• _AIM_
Your job is to restate each entry word for word.

• _INPUT RECORDS_
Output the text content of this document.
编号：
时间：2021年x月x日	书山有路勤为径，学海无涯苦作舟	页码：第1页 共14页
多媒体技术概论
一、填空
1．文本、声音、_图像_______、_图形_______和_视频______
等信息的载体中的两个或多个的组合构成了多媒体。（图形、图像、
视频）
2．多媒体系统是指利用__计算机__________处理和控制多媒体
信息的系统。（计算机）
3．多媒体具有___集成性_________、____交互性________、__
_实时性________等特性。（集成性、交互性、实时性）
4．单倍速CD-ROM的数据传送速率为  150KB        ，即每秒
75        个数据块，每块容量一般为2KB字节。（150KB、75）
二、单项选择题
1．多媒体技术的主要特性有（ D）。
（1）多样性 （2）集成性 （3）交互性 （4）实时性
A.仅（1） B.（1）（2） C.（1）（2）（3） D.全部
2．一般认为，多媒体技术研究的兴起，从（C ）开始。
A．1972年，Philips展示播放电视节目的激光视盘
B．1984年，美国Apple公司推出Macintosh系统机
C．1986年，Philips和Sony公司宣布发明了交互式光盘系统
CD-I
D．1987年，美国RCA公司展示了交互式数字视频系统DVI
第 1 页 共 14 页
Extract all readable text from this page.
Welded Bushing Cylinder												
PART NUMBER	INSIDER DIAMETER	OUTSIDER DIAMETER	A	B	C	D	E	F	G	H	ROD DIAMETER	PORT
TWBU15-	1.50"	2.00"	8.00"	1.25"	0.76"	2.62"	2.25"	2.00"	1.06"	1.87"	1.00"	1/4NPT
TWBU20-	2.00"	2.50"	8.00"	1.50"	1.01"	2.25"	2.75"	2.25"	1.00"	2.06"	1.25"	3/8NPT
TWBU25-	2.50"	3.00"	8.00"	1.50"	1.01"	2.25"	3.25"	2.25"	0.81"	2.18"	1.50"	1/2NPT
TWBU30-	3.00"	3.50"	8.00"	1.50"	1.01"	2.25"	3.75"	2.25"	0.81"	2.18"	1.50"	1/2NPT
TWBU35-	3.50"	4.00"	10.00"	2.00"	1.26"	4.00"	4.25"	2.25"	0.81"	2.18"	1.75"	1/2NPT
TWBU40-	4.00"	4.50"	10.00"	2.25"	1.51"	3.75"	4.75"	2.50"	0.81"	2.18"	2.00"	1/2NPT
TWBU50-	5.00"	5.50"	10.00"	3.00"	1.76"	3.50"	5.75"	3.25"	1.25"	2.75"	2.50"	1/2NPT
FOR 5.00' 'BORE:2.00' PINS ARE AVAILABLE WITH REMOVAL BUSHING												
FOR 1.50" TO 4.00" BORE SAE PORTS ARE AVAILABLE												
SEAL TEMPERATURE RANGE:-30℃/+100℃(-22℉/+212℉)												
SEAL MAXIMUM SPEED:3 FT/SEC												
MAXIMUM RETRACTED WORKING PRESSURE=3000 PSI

• _WRITTEN SOLUTION_
Output the text content of this document.
编号：
时间：2021年x月x日	书山有路勤为径，学海无涯苦作舟	页码：第1页 共14页
多媒体技术概论
一、填空
1．文本、声音、_图像_______、_图形_______和_视频______
等信息的载体中的两个或多个的组合构成了多媒体。（图形、图像、
视频）
2．多媒体系统是指利用__计算机__________处理和控制多媒体
信息的系统。（计算机）
3．多媒体具有___集成性_________、____交互性________、__
_实时性________等特性。（集成性、交互性、实时性）
4．单倍速CD-ROM的数据传送速率为  150KB        ，即每秒
75        个数据块，每块容量一般为2KB字节。（150KB、75）
二、单项选择题
1．多媒体技术的主要特性有（ D）。
（1）多样性 （2）集成性 （3）交互性 （4）实时性
A.仅（1） B.（1）（2） C.（1）（2）（3） D.全部
2．一般认为，多媒体技术研究的兴起，从（C ）开始。
A．1972年，Philips展示播放电视节目的激光视盘
B．1984年，美国Apple公司推出Macintosh系统机
C．1986年，Philips和Sony公司宣布发明了交互式光盘系统
CD-I
D．1987年，美国RCA公司展示了交互式数字视频系统DVI
第 1 页 共 14 页
Extract all readable text from this page.
Welded Bushing Cylinder												
PART NUMBER	INSIDER DIAMETER	OUTSIDER DIAMETER	A	B	C	D	E	F	G	H	ROD DIAMETER	PORT
TWBU15-	1.50"	2.00"	8.00"	1.25"	0.76"	2.62"	2.25"	2.00"	1.06"	1.87"	1.00"	1/4NPT
TWBU20-	2.00"	2.50"	8.00"	1.50"	1.01"	2.25"	2.75"	2.25"	1.00"	2.06"	1.25"	3/8NPT
TWBU25-	2.50"	3.00"	8.00"	1.50"	1.01"	2.25"	3.25"	2.25"	0.81"	2.18"	1.50"	1/2NPT
TWBU30-	3.00"	3.50"	8.00"	1.50"	1.01"	2.25"	3.75"	2.25"	0.81"	2.18"	1.50"	1/2NPT
TWBU35-	3.50"	4.00"	10.00"	2.00"	1.26"	4.00"	4.25"	2.25"	0.81"	2.18"	1.75"	1/2NPT
TWBU40-	4.00"	4.50"	10.00"	2.25"	1.51"	3.75"	4.75"	2.50"	0.81"	2.18"	2.00"	1/2NPT
TWBU50-	5.00"	5.50"	10.00"	3.00"	1.76"	3.50"	5.75"	3.25"	1.25"	2.75"	2.50"	1/2NPT
FOR 5.00' 'BORE:2.00' PINS ARE AVAILABLE WITH REMOVAL BUSHING												
FOR 1.50" TO 4.00" BORE SAE PORTS ARE AVAILABLE												
SEAL TEMPERATURE RANGE:-30℃/+100℃(-22℉/+212℉)												
SEAL MAXIMUM SPEED:3 FT/SEC												
MAXIMUM RETRACTED WORKING PRESSURE=3000 PSI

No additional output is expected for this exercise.